DIRECTION: Set the following entries down again exactly, line by line.

Collected data:
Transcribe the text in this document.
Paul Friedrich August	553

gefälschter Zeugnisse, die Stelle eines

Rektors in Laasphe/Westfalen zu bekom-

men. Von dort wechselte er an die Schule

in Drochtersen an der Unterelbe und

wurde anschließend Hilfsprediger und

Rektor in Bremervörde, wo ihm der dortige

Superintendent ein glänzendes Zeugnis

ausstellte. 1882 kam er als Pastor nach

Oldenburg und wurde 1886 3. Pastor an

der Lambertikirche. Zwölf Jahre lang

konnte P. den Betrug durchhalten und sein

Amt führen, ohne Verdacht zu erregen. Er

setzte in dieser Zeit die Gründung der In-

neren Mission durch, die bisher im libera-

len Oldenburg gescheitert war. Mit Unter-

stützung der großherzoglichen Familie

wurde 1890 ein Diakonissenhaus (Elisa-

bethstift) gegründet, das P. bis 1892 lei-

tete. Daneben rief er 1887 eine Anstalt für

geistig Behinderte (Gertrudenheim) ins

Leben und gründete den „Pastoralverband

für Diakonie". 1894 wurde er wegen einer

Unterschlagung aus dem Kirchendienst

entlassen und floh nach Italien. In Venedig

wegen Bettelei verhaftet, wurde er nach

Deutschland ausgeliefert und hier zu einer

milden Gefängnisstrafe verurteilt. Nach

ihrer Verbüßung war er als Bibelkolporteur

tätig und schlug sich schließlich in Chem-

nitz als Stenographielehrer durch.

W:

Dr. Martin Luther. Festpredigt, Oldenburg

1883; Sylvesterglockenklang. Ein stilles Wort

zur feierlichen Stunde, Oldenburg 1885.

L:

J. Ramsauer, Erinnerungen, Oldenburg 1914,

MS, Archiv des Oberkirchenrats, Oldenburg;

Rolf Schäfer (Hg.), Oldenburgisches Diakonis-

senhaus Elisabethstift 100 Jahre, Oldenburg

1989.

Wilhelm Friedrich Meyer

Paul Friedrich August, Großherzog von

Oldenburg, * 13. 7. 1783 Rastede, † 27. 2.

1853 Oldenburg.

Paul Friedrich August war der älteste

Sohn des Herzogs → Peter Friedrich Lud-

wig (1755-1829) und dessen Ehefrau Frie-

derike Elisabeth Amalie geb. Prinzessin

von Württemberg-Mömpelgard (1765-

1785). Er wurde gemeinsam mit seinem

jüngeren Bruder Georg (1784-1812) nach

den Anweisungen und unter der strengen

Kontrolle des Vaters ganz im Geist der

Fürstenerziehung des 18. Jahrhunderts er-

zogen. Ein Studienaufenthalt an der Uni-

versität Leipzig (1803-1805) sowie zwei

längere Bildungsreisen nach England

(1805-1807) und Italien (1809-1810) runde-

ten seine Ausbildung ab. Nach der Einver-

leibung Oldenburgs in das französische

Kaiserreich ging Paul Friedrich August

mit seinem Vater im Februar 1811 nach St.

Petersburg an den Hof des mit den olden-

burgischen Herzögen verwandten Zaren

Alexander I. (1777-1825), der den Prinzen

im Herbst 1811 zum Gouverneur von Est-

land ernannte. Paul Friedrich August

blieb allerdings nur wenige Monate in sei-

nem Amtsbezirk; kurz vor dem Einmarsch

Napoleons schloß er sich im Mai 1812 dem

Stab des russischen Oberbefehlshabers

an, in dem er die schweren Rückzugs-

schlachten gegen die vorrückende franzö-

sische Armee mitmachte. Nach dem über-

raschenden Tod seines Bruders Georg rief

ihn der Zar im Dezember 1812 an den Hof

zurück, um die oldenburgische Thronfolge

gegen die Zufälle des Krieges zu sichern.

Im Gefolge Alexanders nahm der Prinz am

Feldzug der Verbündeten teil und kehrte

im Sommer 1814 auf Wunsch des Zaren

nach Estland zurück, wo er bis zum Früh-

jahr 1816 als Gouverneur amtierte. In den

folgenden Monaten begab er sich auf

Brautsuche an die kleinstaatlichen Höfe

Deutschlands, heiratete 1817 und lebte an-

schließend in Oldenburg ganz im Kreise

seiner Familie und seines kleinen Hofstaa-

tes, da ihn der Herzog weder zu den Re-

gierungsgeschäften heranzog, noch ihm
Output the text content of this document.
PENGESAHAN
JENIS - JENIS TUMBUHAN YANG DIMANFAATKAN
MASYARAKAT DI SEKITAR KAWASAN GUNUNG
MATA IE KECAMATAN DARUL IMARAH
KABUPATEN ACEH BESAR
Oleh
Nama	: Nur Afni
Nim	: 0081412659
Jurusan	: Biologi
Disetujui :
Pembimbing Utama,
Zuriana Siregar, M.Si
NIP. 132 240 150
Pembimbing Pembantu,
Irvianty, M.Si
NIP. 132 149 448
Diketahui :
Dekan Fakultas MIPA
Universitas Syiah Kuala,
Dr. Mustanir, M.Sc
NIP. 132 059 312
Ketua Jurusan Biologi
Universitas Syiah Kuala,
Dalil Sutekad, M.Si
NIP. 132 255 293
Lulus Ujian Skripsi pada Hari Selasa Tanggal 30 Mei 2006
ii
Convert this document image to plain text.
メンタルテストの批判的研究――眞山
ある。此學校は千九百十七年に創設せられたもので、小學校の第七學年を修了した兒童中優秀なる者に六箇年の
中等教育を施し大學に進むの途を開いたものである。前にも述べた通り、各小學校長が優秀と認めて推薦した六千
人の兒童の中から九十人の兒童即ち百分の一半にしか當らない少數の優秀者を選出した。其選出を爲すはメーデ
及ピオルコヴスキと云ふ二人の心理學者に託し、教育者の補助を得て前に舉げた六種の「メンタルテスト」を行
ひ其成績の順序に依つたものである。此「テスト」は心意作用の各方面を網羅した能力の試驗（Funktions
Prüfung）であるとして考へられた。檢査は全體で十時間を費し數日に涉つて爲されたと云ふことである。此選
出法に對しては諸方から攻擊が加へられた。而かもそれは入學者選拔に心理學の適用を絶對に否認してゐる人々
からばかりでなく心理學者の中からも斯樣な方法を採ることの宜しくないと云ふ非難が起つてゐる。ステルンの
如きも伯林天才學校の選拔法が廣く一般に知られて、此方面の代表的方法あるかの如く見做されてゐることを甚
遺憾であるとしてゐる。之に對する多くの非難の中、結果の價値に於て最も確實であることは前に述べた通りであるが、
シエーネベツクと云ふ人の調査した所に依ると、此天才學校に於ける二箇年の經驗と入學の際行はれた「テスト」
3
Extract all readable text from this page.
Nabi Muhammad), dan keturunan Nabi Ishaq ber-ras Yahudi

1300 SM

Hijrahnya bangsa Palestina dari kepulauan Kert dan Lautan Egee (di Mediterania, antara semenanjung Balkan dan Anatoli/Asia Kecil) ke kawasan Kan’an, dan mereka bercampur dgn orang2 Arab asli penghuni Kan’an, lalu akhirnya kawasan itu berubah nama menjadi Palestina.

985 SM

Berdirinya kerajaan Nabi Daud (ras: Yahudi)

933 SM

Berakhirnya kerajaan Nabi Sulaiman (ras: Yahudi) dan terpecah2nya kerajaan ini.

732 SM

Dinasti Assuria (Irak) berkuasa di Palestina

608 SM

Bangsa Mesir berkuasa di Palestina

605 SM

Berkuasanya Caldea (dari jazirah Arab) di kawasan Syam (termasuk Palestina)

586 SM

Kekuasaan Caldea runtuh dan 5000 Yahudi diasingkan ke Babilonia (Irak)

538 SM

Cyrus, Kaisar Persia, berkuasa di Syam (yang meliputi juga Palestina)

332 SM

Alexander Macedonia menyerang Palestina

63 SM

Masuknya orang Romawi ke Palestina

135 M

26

REPLY TO THE TASK:
Transcribe the text in this document.
Paul Friedrich August	553

gefälschter Zeugnisse, die Stelle eines

Rektors in Laasphe/Westfalen zu bekom-

men. Von dort wechselte er an die Schule

in Drochtersen an der Unterelbe und

wurde anschließend Hilfsprediger und

Rektor in Bremervörde, wo ihm der dortige

Superintendent ein glänzendes Zeugnis

ausstellte. 1882 kam er als Pastor nach

Oldenburg und wurde 1886 3. Pastor an

der Lambertikirche. Zwölf Jahre lang

konnte P. den Betrug durchhalten und sein

Amt führen, ohne Verdacht zu erregen. Er

setzte in dieser Zeit die Gründung der In-

neren Mission durch, die bisher im libera-

len Oldenburg gescheitert war. Mit Unter-

stützung der großherzoglichen Familie

wurde 1890 ein Diakonissenhaus (Elisa-

bethstift) gegründet, das P. bis 1892 lei-

tete. Daneben rief er 1887 eine Anstalt für

geistig Behinderte (Gertrudenheim) ins

Leben und gründete den „Pastoralverband

für Diakonie". 1894 wurde er wegen einer

Unterschlagung aus dem Kirchendienst

entlassen und floh nach Italien. In Venedig

wegen Bettelei verhaftet, wurde er nach

Deutschland ausgeliefert und hier zu einer

milden Gefängnisstrafe verurteilt. Nach

ihrer Verbüßung war er als Bibelkolporteur

tätig und schlug sich schließlich in Chem-

nitz als Stenographielehrer durch.

W:

Dr. Martin Luther. Festpredigt, Oldenburg

1883; Sylvesterglockenklang. Ein stilles Wort

zur feierlichen Stunde, Oldenburg 1885.

L:

J. Ramsauer, Erinnerungen, Oldenburg 1914,

MS, Archiv des Oberkirchenrats, Oldenburg;

Rolf Schäfer (Hg.), Oldenburgisches Diakonis-

senhaus Elisabethstift 100 Jahre, Oldenburg

1989.

Wilhelm Friedrich Meyer

Paul Friedrich August, Großherzog von

Oldenburg, * 13. 7. 1783 Rastede, † 27. 2.

1853 Oldenburg.

Paul Friedrich August war der älteste

Sohn des Herzogs → Peter Friedrich Lud-

wig (1755-1829) und dessen Ehefrau Frie-

derike Elisabeth Amalie geb. Prinzessin

von Württemberg-Mömpelgard (1765-

1785). Er wurde gemeinsam mit seinem

jüngeren Bruder Georg (1784-1812) nach

den Anweisungen und unter der strengen

Kontrolle des Vaters ganz im Geist der

Fürstenerziehung des 18. Jahrhunderts er-

zogen. Ein Studienaufenthalt an der Uni-

versität Leipzig (1803-1805) sowie zwei

längere Bildungsreisen nach England

(1805-1807) und Italien (1809-1810) runde-

ten seine Ausbildung ab. Nach der Einver-

leibung Oldenburgs in das französische

Kaiserreich ging Paul Friedrich August

mit seinem Vater im Februar 1811 nach St.

Petersburg an den Hof des mit den olden-

burgischen Herzögen verwandten Zaren

Alexander I. (1777-1825), der den Prinzen

im Herbst 1811 zum Gouverneur von Est-

land ernannte. Paul Friedrich August

blieb allerdings nur wenige Monate in sei-

nem Amtsbezirk; kurz vor dem Einmarsch

Napoleons schloß er sich im Mai 1812 dem

Stab des russischen Oberbefehlshabers

an, in dem er die schweren Rückzugs-

schlachten gegen die vorrückende franzö-

sische Armee mitmachte. Nach dem über-

raschenden Tod seines Bruders Georg rief

ihn der Zar im Dezember 1812 an den Hof

zurück, um die oldenburgische Thronfolge

gegen die Zufälle des Krieges zu sichern.

Im Gefolge Alexanders nahm der Prinz am

Feldzug der Verbündeten teil und kehrte

im Sommer 1814 auf Wunsch des Zaren

nach Estland zurück, wo er bis zum Früh-

jahr 1816 als Gouverneur amtierte. In den

folgenden Monaten begab er sich auf

Brautsuche an die kleinstaatlichen Höfe

Deutschlands, heiratete 1817 und lebte an-

schließend in Oldenburg ganz im Kreise

seiner Familie und seines kleinen Hofstaa-

tes, da ihn der Herzog weder zu den Re-

gierungsgeschäften heranzog, noch ihm
Output the text content of this document.
PENGESAHAN
JENIS - JENIS TUMBUHAN YANG DIMANFAATKAN
MASYARAKAT DI SEKITAR KAWASAN GUNUNG
MATA IE KECAMATAN DARUL IMARAH
KABUPATEN ACEH BESAR
Oleh
Nama	: Nur Afni
Nim	: 0081412659
Jurusan	: Biologi
Disetujui :
Pembimbing Utama,
Zuriana Siregar, M.Si
NIP. 132 240 150
Pembimbing Pembantu,
Irvianty, M.Si
NIP. 132 149 448
Diketahui :
Dekan Fakultas MIPA
Universitas Syiah Kuala,
Dr. Mustanir, M.Sc
NIP. 132 059 312
Ketua Jurusan Biologi
Universitas Syiah Kuala,
Dalil Sutekad, M.Si
NIP. 132 255 293
Lulus Ujian Skripsi pada Hari Selasa Tanggal 30 Mei 2006
ii
Convert this document image to plain text.
メンタルテストの批判的研究――眞山
ある。此學校は千九百十七年に創設せられたもので、小學校の第七學年を修了した兒童中優秀なる者に六箇年の
中等教育を施し大學に進むの途を開いたものである。前にも述べた通り、各小學校長が優秀と認めて推薦した六千
人の兒童の中から九十人の兒童即ち百分の一半にしか當らない少數の優秀者を選出した。其選出を爲すはメーデ
及ピオルコヴスキと云ふ二人の心理學者に託し、教育者の補助を得て前に舉げた六種の「メンタルテスト」を行
ひ其成績の順序に依つたものである。此「テスト」は心意作用の各方面を網羅した能力の試驗（Funktions
Prüfung）であるとして考へられた。檢査は全體で十時間を費し數日に涉つて爲されたと云ふことである。此選
出法に對しては諸方から攻擊が加へられた。而かもそれは入學者選拔に心理學の適用を絶對に否認してゐる人々
からばかりでなく心理學者の中からも斯樣な方法を採ることの宜しくないと云ふ非難が起つてゐる。ステルンの
如きも伯林天才學校の選拔法が廣く一般に知られて、此方面の代表的方法あるかの如く見做されてゐることを甚
遺憾であるとしてゐる。之に對する多くの非難の中、結果の價値に於て最も確實であることは前に述べた通りであるが、
シエーネベツクと云ふ人の調査した所に依ると、此天才學校に於ける二箇年の經驗と入學の際行はれた「テスト」
3
Extract all readable text from this page.
Nabi Muhammad), dan keturunan Nabi Ishaq ber-ras Yahudi

1300 SM

Hijrahnya bangsa Palestina dari kepulauan Kert dan Lautan Egee (di Mediterania, antara semenanjung Balkan dan Anatoli/Asia Kecil) ke kawasan Kan’an, dan mereka bercampur dgn orang2 Arab asli penghuni Kan’an, lalu akhirnya kawasan itu berubah nama menjadi Palestina.

985 SM

Berdirinya kerajaan Nabi Daud (ras: Yahudi)

933 SM

Berakhirnya kerajaan Nabi Sulaiman (ras: Yahudi) dan terpecah2nya kerajaan ini.

732 SM

Dinasti Assuria (Irak) berkuasa di Palestina

608 SM

Bangsa Mesir berkuasa di Palestina

605 SM

Berkuasanya Caldea (dari jazirah Arab) di kawasan Syam (termasuk Palestina)

586 SM

Kekuasaan Caldea runtuh dan 5000 Yahudi diasingkan ke Babilonia (Irak)

538 SM

Cyrus, Kaisar Persia, berkuasa di Syam (yang meliputi juga Palestina)

332 SM

Alexander Macedonia menyerang Palestina

63 SM

Masuknya orang Romawi ke Palestina

135 M

26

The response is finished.